- Problem description
Using the entries that follow, count the lines containing the word "木结构农房加固" and give that number by itself.

- Records to use
## begin

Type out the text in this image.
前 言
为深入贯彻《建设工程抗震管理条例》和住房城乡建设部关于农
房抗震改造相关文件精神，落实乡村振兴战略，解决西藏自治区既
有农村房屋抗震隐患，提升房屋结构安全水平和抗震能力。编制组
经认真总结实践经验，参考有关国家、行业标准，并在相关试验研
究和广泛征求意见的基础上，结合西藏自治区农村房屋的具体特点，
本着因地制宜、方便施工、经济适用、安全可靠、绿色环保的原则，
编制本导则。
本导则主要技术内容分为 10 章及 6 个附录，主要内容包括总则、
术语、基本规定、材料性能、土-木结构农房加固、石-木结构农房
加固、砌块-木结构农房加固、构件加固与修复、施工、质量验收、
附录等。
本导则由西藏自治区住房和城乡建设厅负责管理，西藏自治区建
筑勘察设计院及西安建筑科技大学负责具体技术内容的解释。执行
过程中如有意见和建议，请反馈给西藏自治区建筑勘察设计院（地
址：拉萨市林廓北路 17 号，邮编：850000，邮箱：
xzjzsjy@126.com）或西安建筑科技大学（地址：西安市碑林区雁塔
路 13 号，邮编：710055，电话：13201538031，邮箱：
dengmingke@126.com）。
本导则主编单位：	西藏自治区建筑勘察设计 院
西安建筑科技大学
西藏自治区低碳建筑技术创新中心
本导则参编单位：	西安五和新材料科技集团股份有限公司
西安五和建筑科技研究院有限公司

## end

- Result of this task
2